YOUR GOAL =>
Copy every line that mentions the word "wheel".

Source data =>

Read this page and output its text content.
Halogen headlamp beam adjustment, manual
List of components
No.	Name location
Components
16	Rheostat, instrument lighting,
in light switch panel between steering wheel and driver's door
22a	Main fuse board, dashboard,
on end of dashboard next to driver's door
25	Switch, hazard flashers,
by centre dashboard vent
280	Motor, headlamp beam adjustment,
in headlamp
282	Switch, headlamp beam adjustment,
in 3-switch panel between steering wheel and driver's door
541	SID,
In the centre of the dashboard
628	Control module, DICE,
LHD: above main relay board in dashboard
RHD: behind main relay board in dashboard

EXERCISE SOLUTION =>
in light switch panel between steering wheel and driver's door
in 3-switch panel between steering wheel and driver's door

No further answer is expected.